All of the data should be repeated exactly; pictures are not part of the copy.

◆ Excerpted data ◆
————
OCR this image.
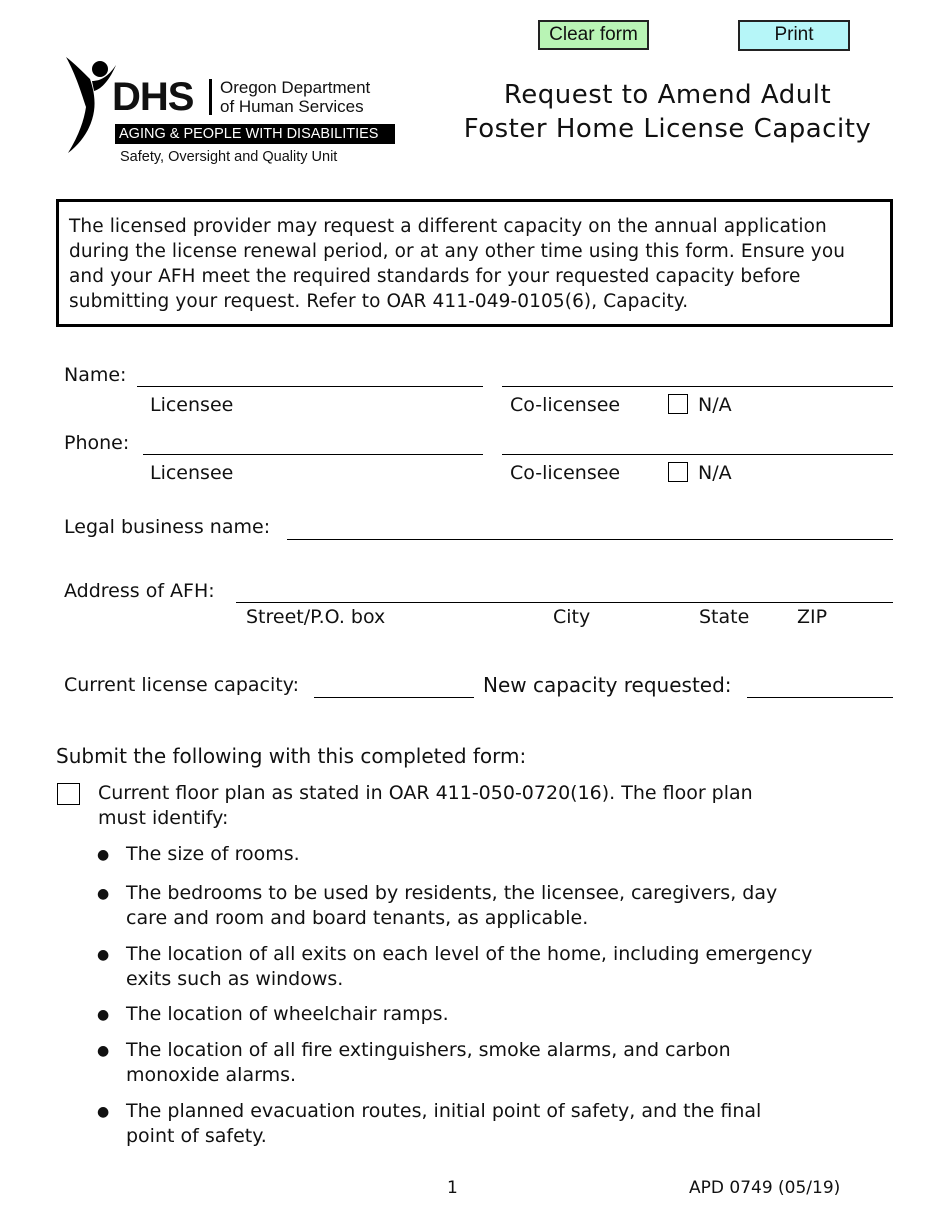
Clear form	Print
DHS Oregon Department
of Human Services
AGING & PEOPLE WITH DISABILITIES
Safety, Oversight and Quality Unit
Request to Amend Adult
Foster Home License Capacity
The licensed provider may request a different capacity on the annual application during the license renewal period, or at any other time using this form. Ensure you and your AFH meet the required standards for your requested capacity before submitting your request. Refer to OAR 411-049-0105(6), Capacity.
Name:
Licensee	Co-licensee	N/A
Phone:
Licensee	Co-licensee	N/A
Legal business name:
Address of AFH:
Street/P.O. box	City	State	ZIP
Current license capacity:	New capacity requested:
Submit the following with this completed form:
Current floor plan as stated in OAR 411-050-0720(16). The floor plan
must identify:
● The size of rooms.
● The bedrooms to be used by residents, the licensee, caregivers, day
care and room and board tenants, as applicable.
● The location of all exits on each level of the home, including emergency
exits such as windows.
● The location of wheelchair ramps.
● The location of all fire extinguishers, smoke alarms, and carbon
monoxide alarms.
● The planned evacuation routes, initial point of safety, and the final
point of safety.
1	APD 0749 (05/19)
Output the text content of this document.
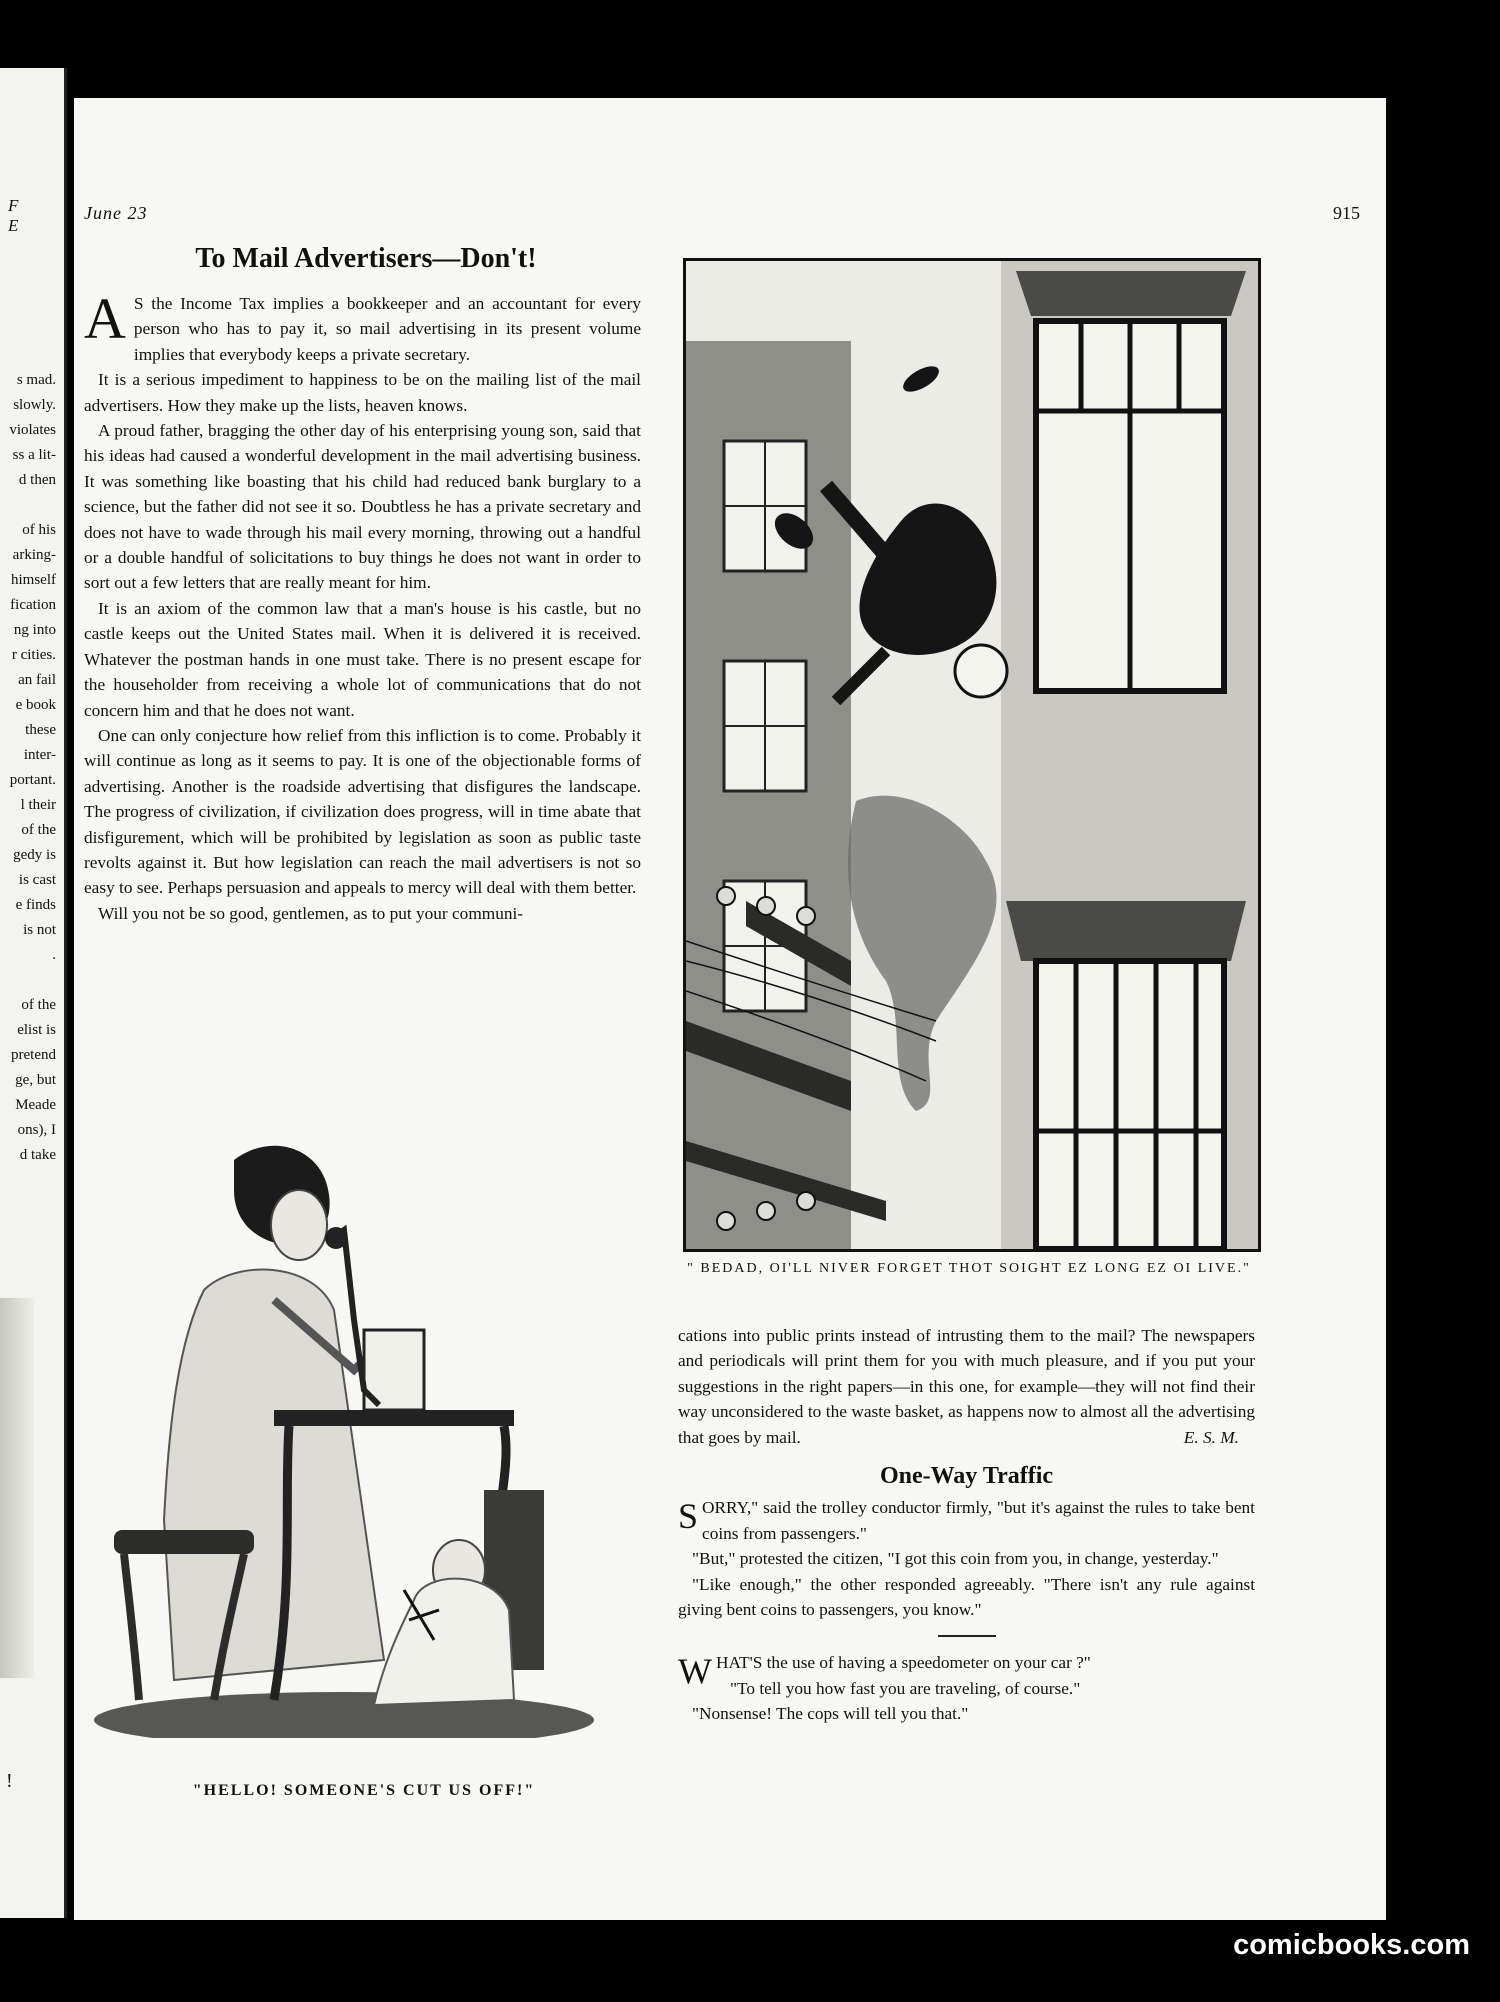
F E
s mad.
slowly.
violates
ss a lit-
d then
of his
arking-
himself
fication
ng into
r cities.
an fail
e book
these
inter-
portant.
l their
of the
gedy is
is cast
e finds
is not
.
of the
elist is
pretend
ge, but
Meade
ons), I
d take
!
June 23	915
To Mail Advertisers—Don't!

A S the Income Tax implies a bookkeeper and an accountant for every person who has to pay it, so mail advertising in its present volume implies that everybody keeps a private secretary.

It is a serious impediment to happiness to be on the mailing list of the mail advertisers. How they make up the lists, heaven knows.

A proud father, bragging the other day of his enterprising young son, said that his ideas had caused a wonderful development in the mail advertising business. It was something like boasting that his child had reduced bank burglary to a science, but the father did not see it so. Doubtless he has a private secretary and does not have to wade through his mail every morning, throwing out a handful or a double handful of solicitations to buy things he does not want in order to sort out a few letters that are really meant for him.

It is an axiom of the common law that a man's house is his castle, but no castle keeps out the United States mail. When it is delivered it is received. Whatever the postman hands in one must take. There is no present escape for the householder from receiving a whole lot of communications that do not concern him and that he does not want.

One can only conjecture how relief from this infliction is to come. Probably it will continue as long as it seems to pay. It is one of the objectionable forms of advertising. Another is the roadside advertising that disfigures the landscape. The progress of civilization, if civilization does progress, will in time abate that disfigurement, which will be prohibited by legislation as soon as public taste revolts against it. But how legislation can reach the mail advertisers is not so easy to see. Perhaps persuasion and appeals to mercy will deal with them better.

Will you not be so good, gentlemen, as to put your communi-

" BEDAD, OI'LL NIVER FORGET THOT SOIGHT EZ LONG EZ OI LIVE."
"HELLO! SOMEONE'S CUT US OFF!"

cations into public prints instead of intrusting them to the mail? The newspapers and periodicals will print them for you with much pleasure, and if you put your suggestions in the right papers—in this one, for example—they will not find their way unconsidered to the waste basket, as happens now to almost all the advertising that goes by mail.	E. S. M.

One-Way Traffic

SORRY," said the trolley conductor firmly, "but it's against the rules to take bent coins from passengers."

"But," protested the citizen, "I got this coin from you, in change, yesterday."

"Like enough," the other responded agreeably. "There isn't any rule against giving bent coins to passengers, you know."

WHAT'S the use of having a speedometer on your car ?"

"To tell you how fast you are traveling, of course."

"Nonsense! The cops will tell you that."

comicbooks.com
————
◆ Result of the exercise ◆
OCR this image.
Clear form	Print
DHS Oregon Department
of Human Services
AGING & PEOPLE WITH DISABILITIES
Safety, Oversight and Quality Unit
Request to Amend Adult
Foster Home License Capacity
The licensed provider may request a different capacity on the annual application during the license renewal period, or at any other time using this form. Ensure you and your AFH meet the required standards for your requested capacity before submitting your request. Refer to OAR 411-049-0105(6), Capacity.
Name:
Licensee	Co-licensee	N/A
Phone:
Licensee	Co-licensee	N/A
Legal business name:
Address of AFH:
Street/P.O. box	City	State	ZIP
Current license capacity:	New capacity requested:
Submit the following with this completed form:
Current floor plan as stated in OAR 411-050-0720(16). The floor plan
must identify:
● The size of rooms.
● The bedrooms to be used by residents, the licensee, caregivers, day
care and room and board tenants, as applicable.
● The location of all exits on each level of the home, including emergency
exits such as windows.
● The location of wheelchair ramps.
● The location of all fire extinguishers, smoke alarms, and carbon
monoxide alarms.
● The planned evacuation routes, initial point of safety, and the final
point of safety.
1	APD 0749 (05/19)
Output the text content of this document.
F E
s mad.
slowly.
violates
ss a lit-
d then
of his
arking-
himself
fication
ng into
r cities.
an fail
e book
these
inter-
portant.
l their
of the
gedy is
is cast
e finds
is not
.
of the
elist is
pretend
ge, but
Meade
ons), I
d take
!
June 23	915
To Mail Advertisers—Don't!

A S the Income Tax implies a bookkeeper and an accountant for every person who has to pay it, so mail advertising in its present volume implies that everybody keeps a private secretary.

It is a serious impediment to happiness to be on the mailing list of the mail advertisers. How they make up the lists, heaven knows.

A proud father, bragging the other day of his enterprising young son, said that his ideas had caused a wonderful development in the mail advertising business. It was something like boasting that his child had reduced bank burglary to a science, but the father did not see it so. Doubtless he has a private secretary and does not have to wade through his mail every morning, throwing out a handful or a double handful of solicitations to buy things he does not want in order to sort out a few letters that are really meant for him.

It is an axiom of the common law that a man's house is his castle, but no castle keeps out the United States mail. When it is delivered it is received. Whatever the postman hands in one must take. There is no present escape for the householder from receiving a whole lot of communications that do not concern him and that he does not want.

One can only conjecture how relief from this infliction is to come. Probably it will continue as long as it seems to pay. It is one of the objectionable forms of advertising. Another is the roadside advertising that disfigures the landscape. The progress of civilization, if civilization does progress, will in time abate that disfigurement, which will be prohibited by legislation as soon as public taste revolts against it. But how legislation can reach the mail advertisers is not so easy to see. Perhaps persuasion and appeals to mercy will deal with them better.

Will you not be so good, gentlemen, as to put your communi-

" BEDAD, OI'LL NIVER FORGET THOT SOIGHT EZ LONG EZ OI LIVE."
"HELLO! SOMEONE'S CUT US OFF!"

cations into public prints instead of intrusting them to the mail? The newspapers and periodicals will print them for you with much pleasure, and if you put your suggestions in the right papers—in this one, for example—they will not find their way unconsidered to the waste basket, as happens now to almost all the advertising that goes by mail.	E. S. M.

One-Way Traffic

SORRY," said the trolley conductor firmly, "but it's against the rules to take bent coins from passengers."

"But," protested the citizen, "I got this coin from you, in change, yesterday."

"Like enough," the other responded agreeably. "There isn't any rule against giving bent coins to passengers, you know."

WHAT'S the use of having a speedometer on your car ?"

"To tell you how fast you are traveling, of course."

"Nonsense! The cops will tell you that."

comicbooks.com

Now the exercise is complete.